──────── Records ────────

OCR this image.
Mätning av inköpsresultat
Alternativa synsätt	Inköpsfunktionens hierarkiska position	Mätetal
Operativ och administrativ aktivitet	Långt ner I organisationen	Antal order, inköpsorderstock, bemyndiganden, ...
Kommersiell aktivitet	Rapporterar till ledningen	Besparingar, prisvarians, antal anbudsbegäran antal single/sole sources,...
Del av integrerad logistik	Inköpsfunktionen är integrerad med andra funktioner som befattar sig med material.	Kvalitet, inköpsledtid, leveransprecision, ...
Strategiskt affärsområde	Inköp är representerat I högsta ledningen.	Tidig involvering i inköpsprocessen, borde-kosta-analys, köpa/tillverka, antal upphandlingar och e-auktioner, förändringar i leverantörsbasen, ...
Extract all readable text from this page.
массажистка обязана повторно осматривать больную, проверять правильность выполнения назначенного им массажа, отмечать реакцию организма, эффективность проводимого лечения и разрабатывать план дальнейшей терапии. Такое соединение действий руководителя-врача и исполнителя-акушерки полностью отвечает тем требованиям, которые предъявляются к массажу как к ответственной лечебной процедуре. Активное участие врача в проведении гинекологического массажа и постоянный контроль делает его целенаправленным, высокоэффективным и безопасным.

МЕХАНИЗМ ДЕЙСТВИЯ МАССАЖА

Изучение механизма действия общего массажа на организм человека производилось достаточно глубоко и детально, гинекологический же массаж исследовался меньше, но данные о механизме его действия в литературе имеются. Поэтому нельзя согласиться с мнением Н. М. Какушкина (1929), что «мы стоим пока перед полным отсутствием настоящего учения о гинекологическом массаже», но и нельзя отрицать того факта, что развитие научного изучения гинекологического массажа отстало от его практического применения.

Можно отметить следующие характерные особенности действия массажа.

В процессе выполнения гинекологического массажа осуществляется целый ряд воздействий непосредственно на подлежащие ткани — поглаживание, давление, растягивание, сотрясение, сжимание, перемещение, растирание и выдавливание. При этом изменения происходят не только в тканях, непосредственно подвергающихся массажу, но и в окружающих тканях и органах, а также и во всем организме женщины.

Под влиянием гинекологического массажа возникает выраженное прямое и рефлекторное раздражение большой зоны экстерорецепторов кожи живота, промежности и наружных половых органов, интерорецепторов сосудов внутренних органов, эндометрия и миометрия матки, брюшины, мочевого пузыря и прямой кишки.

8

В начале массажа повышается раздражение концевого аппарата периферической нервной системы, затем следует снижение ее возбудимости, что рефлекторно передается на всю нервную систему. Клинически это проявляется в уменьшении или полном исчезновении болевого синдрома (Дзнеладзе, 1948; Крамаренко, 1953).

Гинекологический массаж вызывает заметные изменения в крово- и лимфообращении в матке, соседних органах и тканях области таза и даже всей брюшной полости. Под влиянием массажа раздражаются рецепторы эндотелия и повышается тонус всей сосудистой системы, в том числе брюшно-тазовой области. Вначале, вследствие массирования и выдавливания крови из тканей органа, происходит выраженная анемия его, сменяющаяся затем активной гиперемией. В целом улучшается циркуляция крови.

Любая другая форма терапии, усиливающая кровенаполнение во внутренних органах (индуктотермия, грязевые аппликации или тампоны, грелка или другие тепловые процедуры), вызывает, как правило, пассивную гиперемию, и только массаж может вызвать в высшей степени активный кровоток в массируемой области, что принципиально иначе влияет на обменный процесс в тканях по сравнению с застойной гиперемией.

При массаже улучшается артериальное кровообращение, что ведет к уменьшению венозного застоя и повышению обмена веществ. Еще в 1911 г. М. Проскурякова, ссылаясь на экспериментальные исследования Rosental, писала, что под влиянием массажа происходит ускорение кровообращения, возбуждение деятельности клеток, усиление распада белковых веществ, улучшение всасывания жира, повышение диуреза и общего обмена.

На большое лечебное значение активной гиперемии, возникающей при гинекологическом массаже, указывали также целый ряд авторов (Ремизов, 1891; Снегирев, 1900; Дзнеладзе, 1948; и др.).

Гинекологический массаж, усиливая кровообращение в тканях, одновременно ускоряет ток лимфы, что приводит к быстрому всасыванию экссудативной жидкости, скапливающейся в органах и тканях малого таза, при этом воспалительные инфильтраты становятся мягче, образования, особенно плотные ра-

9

────────

The request: Write out the data exactly as it stands.

Expected answer:
OCR this image.
Mätning av inköpsresultat
Alternativa synsätt	Inköpsfunktionens hierarkiska position	Mätetal
Operativ och administrativ aktivitet	Långt ner I organisationen	Antal order, inköpsorderstock, bemyndiganden, ...
Kommersiell aktivitet	Rapporterar till ledningen	Besparingar, prisvarians, antal anbudsbegäran antal single/sole sources,...
Del av integrerad logistik	Inköpsfunktionen är integrerad med andra funktioner som befattar sig med material.	Kvalitet, inköpsledtid, leveransprecision, ...
Strategiskt affärsområde	Inköp är representerat I högsta ledningen.	Tidig involvering i inköpsprocessen, borde-kosta-analys, köpa/tillverka, antal upphandlingar och e-auktioner, förändringar i leverantörsbasen, ...
Extract all readable text from this page.
массажистка обязана повторно осматривать больную, проверять правильность выполнения назначенного им массажа, отмечать реакцию организма, эффективность проводимого лечения и разрабатывать план дальнейшей терапии. Такое соединение действий руководителя-врача и исполнителя-акушерки полностью отвечает тем требованиям, которые предъявляются к массажу как к ответственной лечебной процедуре. Активное участие врача в проведении гинекологического массажа и постоянный контроль делает его целенаправленным, высокоэффективным и безопасным.

МЕХАНИЗМ ДЕЙСТВИЯ МАССАЖА

Изучение механизма действия общего массажа на организм человека производилось достаточно глубоко и детально, гинекологический же массаж исследовался меньше, но данные о механизме его действия в литературе имеются. Поэтому нельзя согласиться с мнением Н. М. Какушкина (1929), что «мы стоим пока перед полным отсутствием настоящего учения о гинекологическом массаже», но и нельзя отрицать того факта, что развитие научного изучения гинекологического массажа отстало от его практического применения.

Можно отметить следующие характерные особенности действия массажа.

В процессе выполнения гинекологического массажа осуществляется целый ряд воздействий непосредственно на подлежащие ткани — поглаживание, давление, растягивание, сотрясение, сжимание, перемещение, растирание и выдавливание. При этом изменения происходят не только в тканях, непосредственно подвергающихся массажу, но и в окружающих тканях и органах, а также и во всем организме женщины.

Под влиянием гинекологического массажа возникает выраженное прямое и рефлекторное раздражение большой зоны экстерорецепторов кожи живота, промежности и наружных половых органов, интерорецепторов сосудов внутренних органов, эндометрия и миометрия матки, брюшины, мочевого пузыря и прямой кишки.

8

В начале массажа повышается раздражение концевого аппарата периферической нервной системы, затем следует снижение ее возбудимости, что рефлекторно передается на всю нервную систему. Клинически это проявляется в уменьшении или полном исчезновении болевого синдрома (Дзнеладзе, 1948; Крамаренко, 1953).

Гинекологический массаж вызывает заметные изменения в крово- и лимфообращении в матке, соседних органах и тканях области таза и даже всей брюшной полости. Под влиянием массажа раздражаются рецепторы эндотелия и повышается тонус всей сосудистой системы, в том числе брюшно-тазовой области. Вначале, вследствие массирования и выдавливания крови из тканей органа, происходит выраженная анемия его, сменяющаяся затем активной гиперемией. В целом улучшается циркуляция крови.

Любая другая форма терапии, усиливающая кровенаполнение во внутренних органах (индуктотермия, грязевые аппликации или тампоны, грелка или другие тепловые процедуры), вызывает, как правило, пассивную гиперемию, и только массаж может вызвать в высшей степени активный кровоток в массируемой области, что принципиально иначе влияет на обменный процесс в тканях по сравнению с застойной гиперемией.

При массаже улучшается артериальное кровообращение, что ведет к уменьшению венозного застоя и повышению обмена веществ. Еще в 1911 г. М. Проскурякова, ссылаясь на экспериментальные исследования Rosental, писала, что под влиянием массажа происходит ускорение кровообращения, возбуждение деятельности клеток, усиление распада белковых веществ, улучшение всасывания жира, повышение диуреза и общего обмена.

На большое лечебное значение активной гиперемии, возникающей при гинекологическом массаже, указывали также целый ряд авторов (Ремизов, 1891; Снегирев, 1900; Дзнеладзе, 1948; и др.).

Гинекологический массаж, усиливая кровообращение в тканях, одновременно ускоряет ток лимфы, что приводит к быстрому всасыванию экссудативной жидкости, скапливающейся в органах и тканях малого таза, при этом воспалительные инфильтраты становятся мягче, образования, особенно плотные ра-

9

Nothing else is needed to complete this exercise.